## PROBLEM TO WORK ON
Collect every line of the records below that contains the word "subheading".
[start]
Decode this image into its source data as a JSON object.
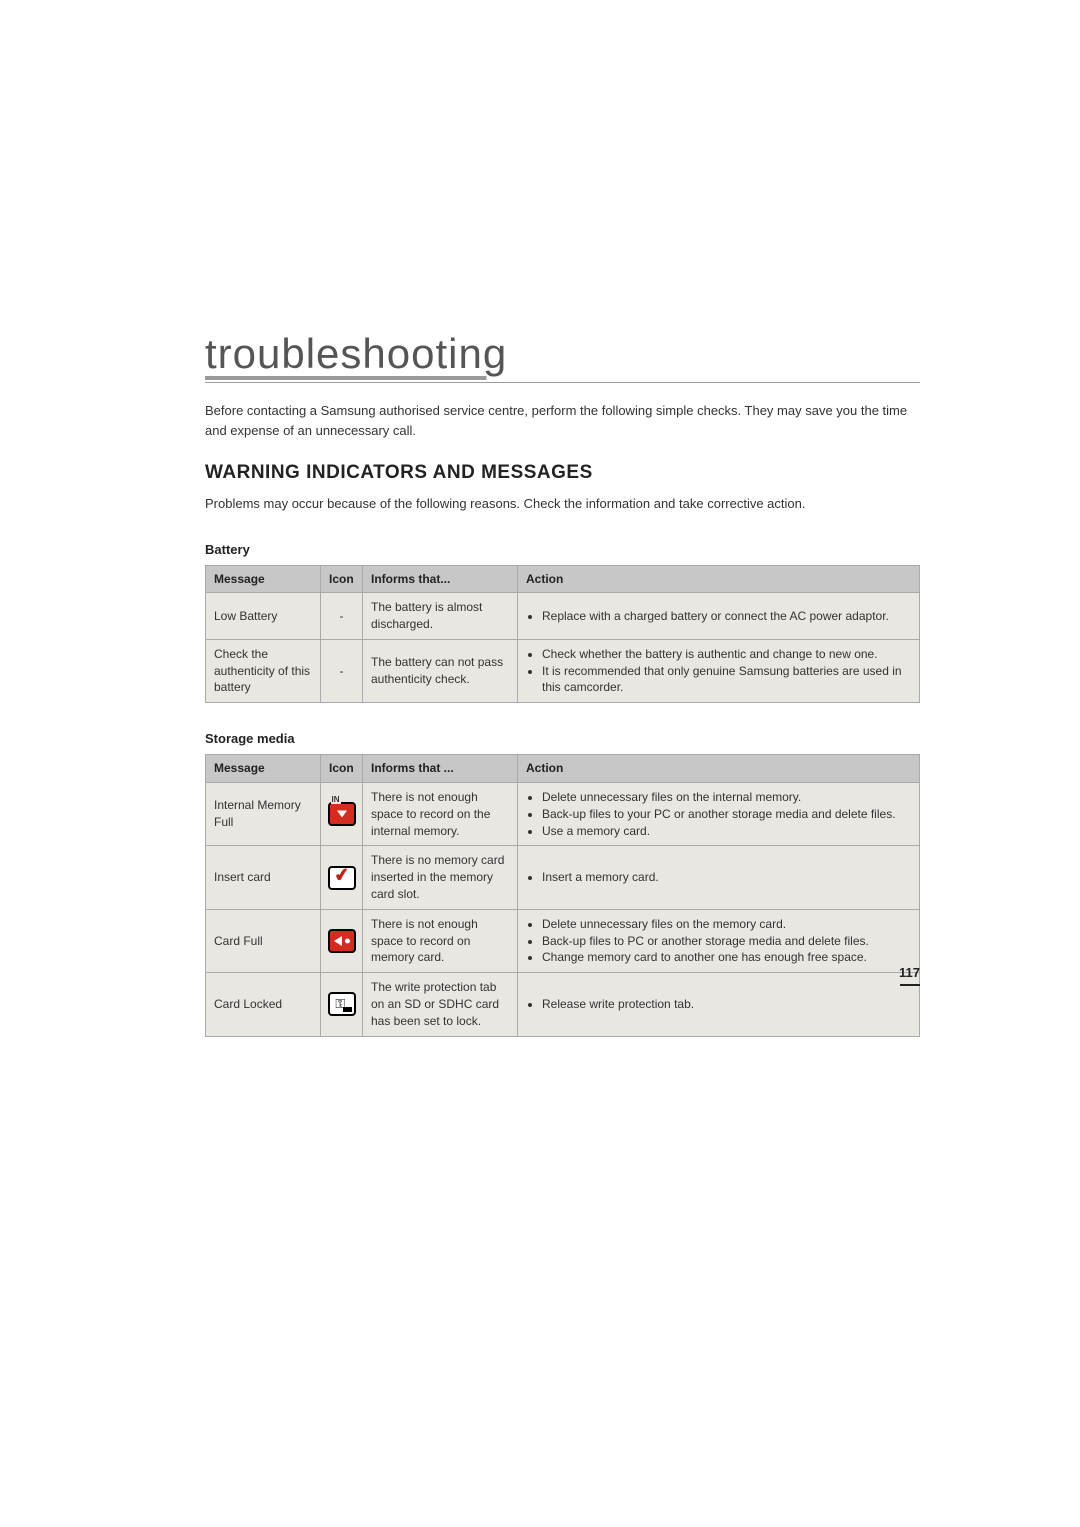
{
  "title": "troubleshooting",
  "intro": "Before contacting a Samsung authorised service centre, perform the following simple checks. They may save you the time and expense of an unnecessary call.",
  "heading": "WARNING INDICATORS AND MESSAGES",
  "section_intro": "Problems may occur because of the following reasons. Check the information and take corrective action.",
  "page_number": "117",
  "columns": {
    "message": "Message",
    "icon": "Icon",
    "informs1": "Informs that...",
    "informs2": "Informs that ...",
    "action": "Action"
  },
  "battery": {
    "subheading": "Battery",
    "rows": [
      {
        "message": "Low Battery",
        "icon": "-",
        "informs": "The battery is almost discharged.",
        "actions": [
          "Replace with a charged battery or connect the AC power adaptor."
        ]
      },
      {
        "message": "Check the authenticity of this battery",
        "icon": "-",
        "informs": "The battery can not pass authenticity check.",
        "actions": [
          "Check whether the battery is authentic and change to new one.",
          "It is recommended that only genuine Samsung batteries are used in this camcorder."
        ]
      }
    ]
  },
  "storage": {
    "subheading": "Storage media",
    "rows": [
      {
        "message": "Internal Memory Full",
        "icon_name": "internal-memory-full-icon",
        "informs": "There is not enough space to record on the internal memory.",
        "actions": [
          "Delete unnecessary files on the internal memory.",
          "Back-up files to your PC or another storage media and delete files.",
          "Use a memory card."
        ]
      },
      {
        "message": "Insert card",
        "icon_name": "insert-card-icon",
        "informs": "There is no memory card inserted in the memory card slot.",
        "actions": [
          "Insert a memory card."
        ]
      },
      {
        "message": "Card Full",
        "icon_name": "card-full-icon",
        "informs": "There is not enough space to record on memory card.",
        "actions": [
          "Delete unnecessary files on the memory card.",
          "Back-up files to PC or another storage media and delete files.",
          "Change memory card to another one has enough free space."
        ]
      },
      {
        "message": "Card Locked",
        "icon_name": "card-locked-icon",
        "informs": "The write protection tab on an SD or SDHC card has been set to lock.",
        "actions": [
          "Release write protection tab."
        ]
      }
    ]
  }
}
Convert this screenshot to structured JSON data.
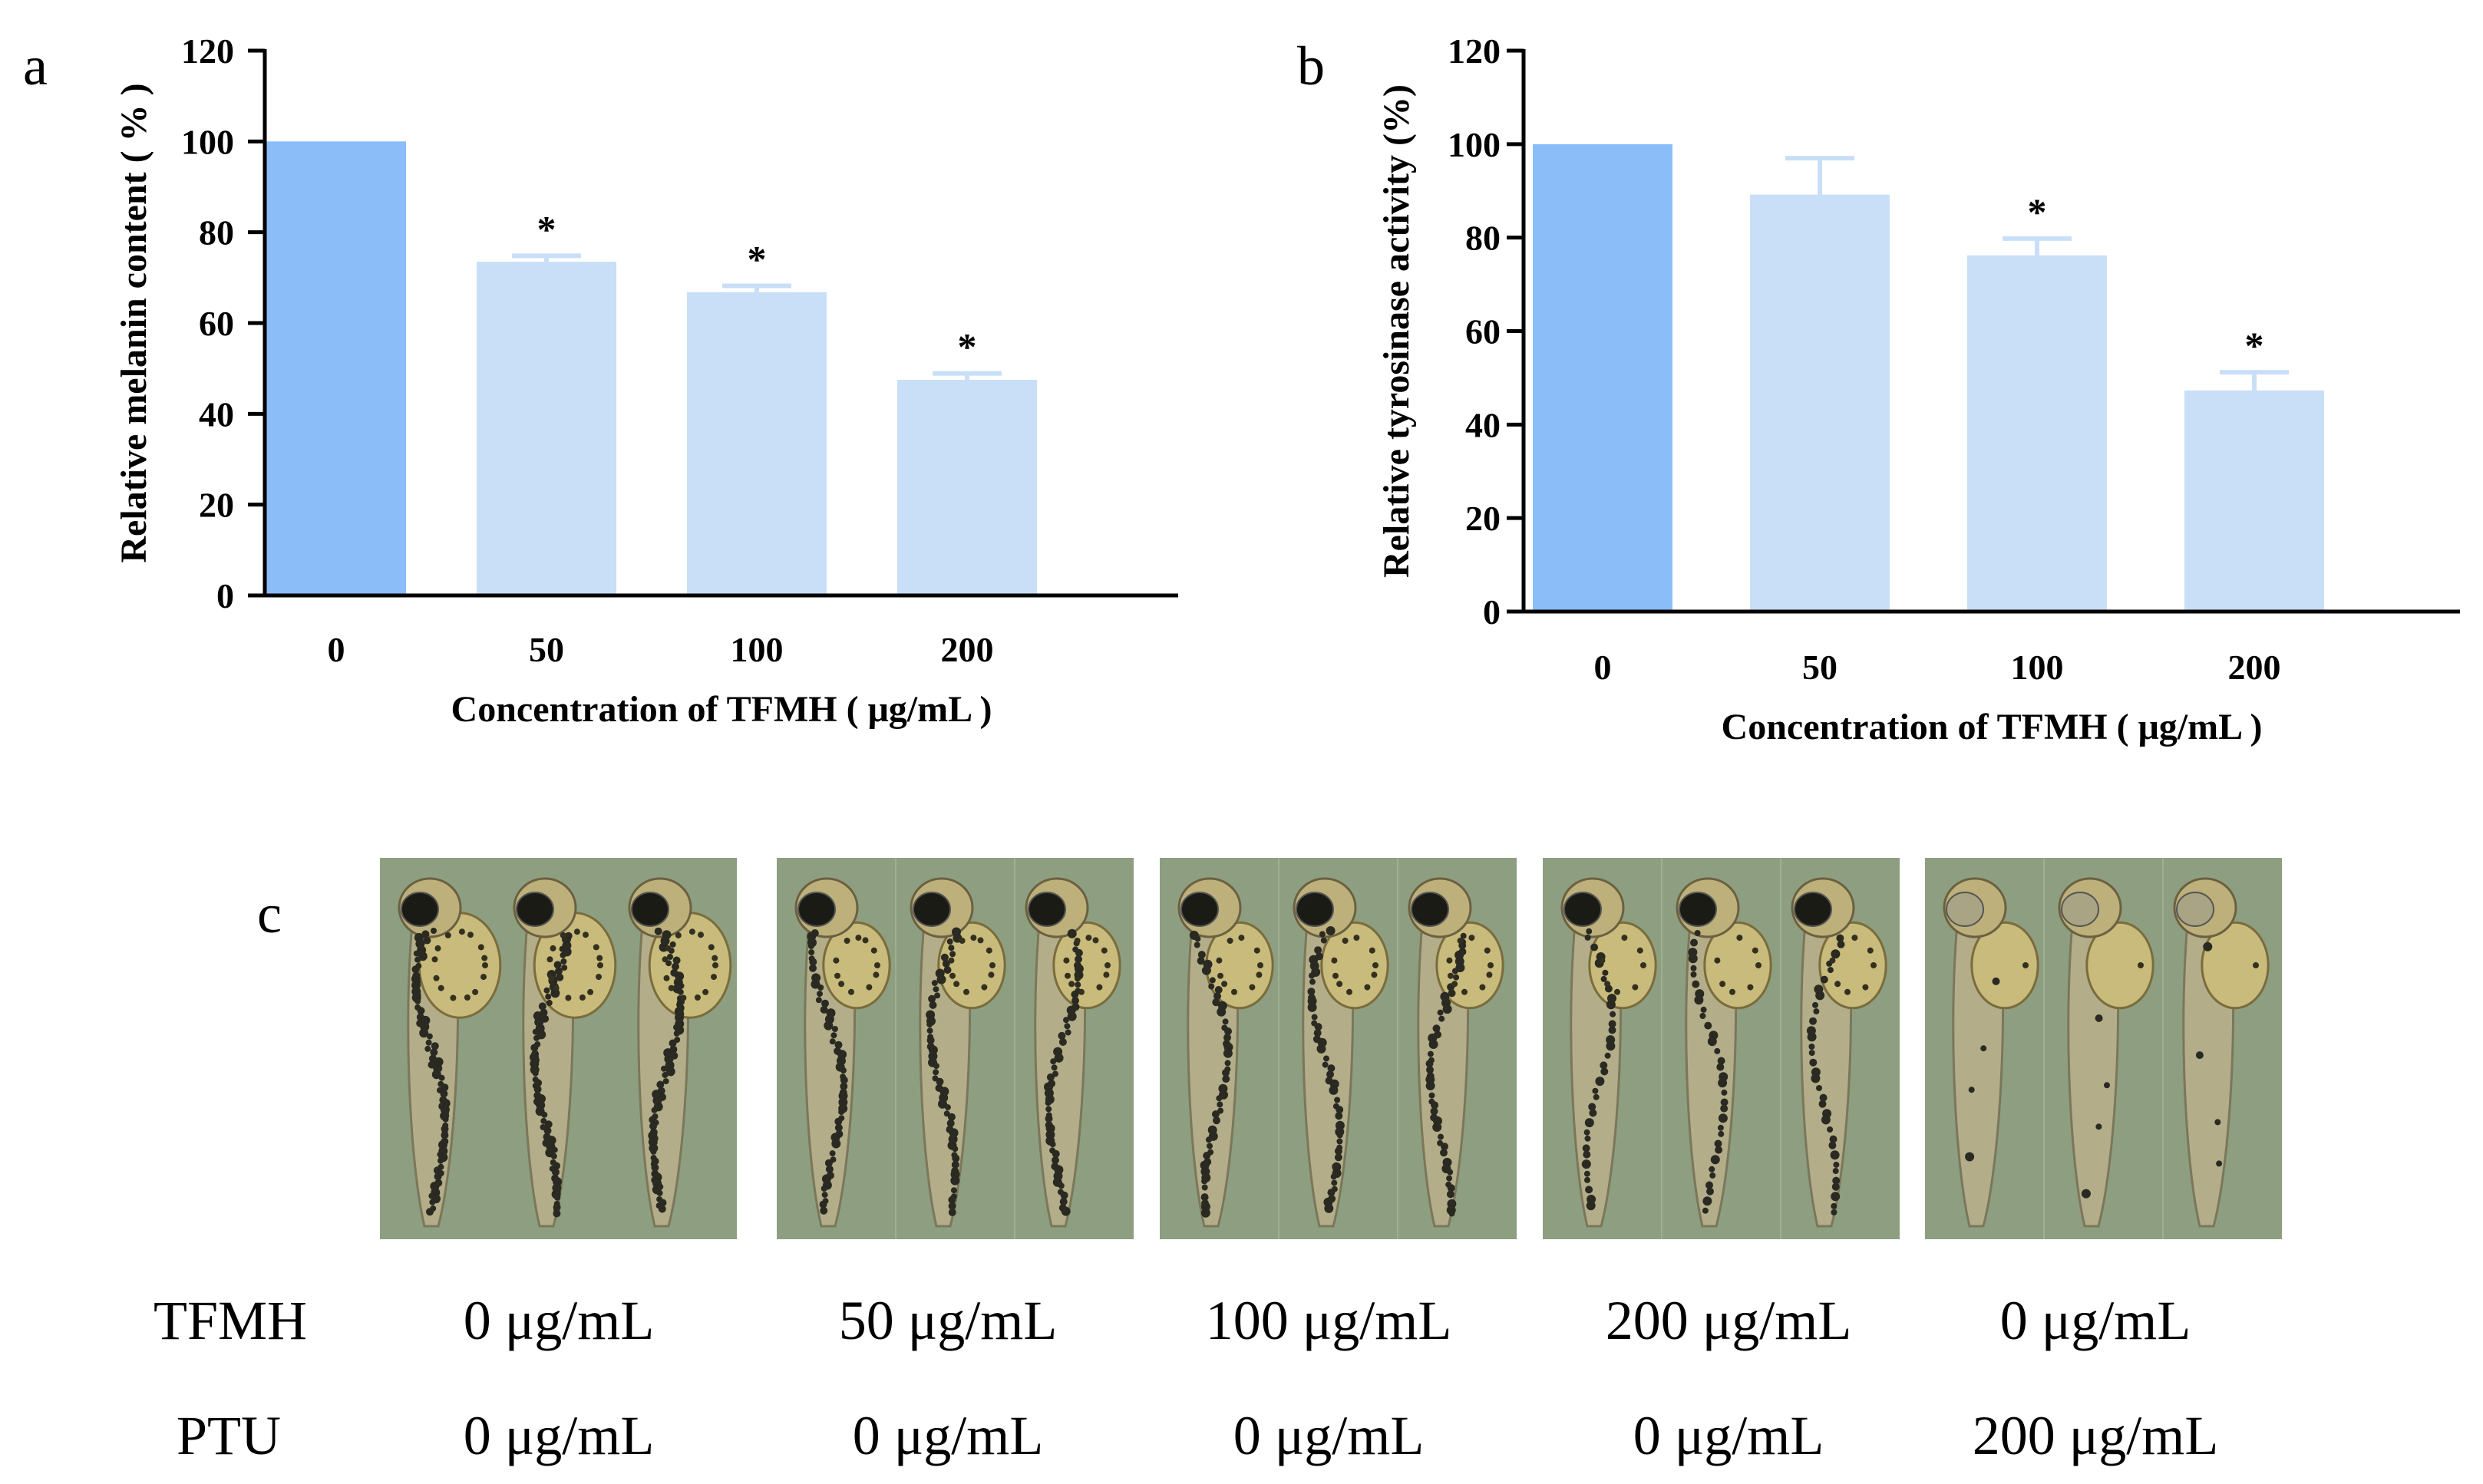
{
  "panels": {
    "a": "a",
    "b": "b",
    "c": "c"
  },
  "colors": {
    "control_bar": "#8bbdf9",
    "treated_bar": "#c9dff8",
    "axis": "#000000",
    "image_bg": "#8d9f80"
  },
  "chart_data": [
    {
      "id": "a",
      "type": "bar",
      "categories": [
        "0",
        "50",
        "100",
        "200"
      ],
      "values": [
        100,
        73.5,
        66.8,
        47.5
      ],
      "errors": [
        0,
        1.3,
        1.4,
        1.4
      ],
      "significance": [
        "",
        "*",
        "*",
        "*"
      ],
      "ylim": [
        0,
        120
      ],
      "yticks": [
        "0",
        "20",
        "40",
        "60",
        "80",
        "100",
        "120"
      ],
      "ylabel": "Relative melanin content ( % )",
      "xlabel": "Concentration of TFMH ( μg/mL )"
    },
    {
      "id": "b",
      "type": "bar",
      "categories": [
        "0",
        "50",
        "100",
        "200"
      ],
      "values": [
        100,
        89.2,
        76.2,
        47.3
      ],
      "errors": [
        0,
        7.8,
        3.6,
        3.9
      ],
      "significance": [
        "",
        "",
        "*",
        "*"
      ],
      "ylim": [
        0,
        120
      ],
      "yticks": [
        "0",
        "20",
        "40",
        "60",
        "80",
        "100",
        "120"
      ],
      "ylabel": "Relative tyrosinase activity (%)",
      "xlabel": "Concentration of TFMH ( μg/mL )"
    }
  ],
  "zebrafish": {
    "groups": [
      {
        "tfmh": "0 μg/mL",
        "ptu": "0 μg/mL",
        "pigment": 1.0
      },
      {
        "tfmh": "50 μg/mL",
        "ptu": "0 μg/mL",
        "pigment": 0.75
      },
      {
        "tfmh": "100 μg/mL",
        "ptu": "0 μg/mL",
        "pigment": 0.68
      },
      {
        "tfmh": "200 μg/mL",
        "ptu": "0 μg/mL",
        "pigment": 0.48
      },
      {
        "tfmh": "0 μg/mL",
        "ptu": "200 μg/mL",
        "pigment": 0.05
      }
    ],
    "row_labels": {
      "tfmh": "TFMH",
      "ptu": "PTU"
    }
  }
}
[end]
## CORRECT RESPONSE
    "subheading": "Battery",
    "subheading": "Storage media",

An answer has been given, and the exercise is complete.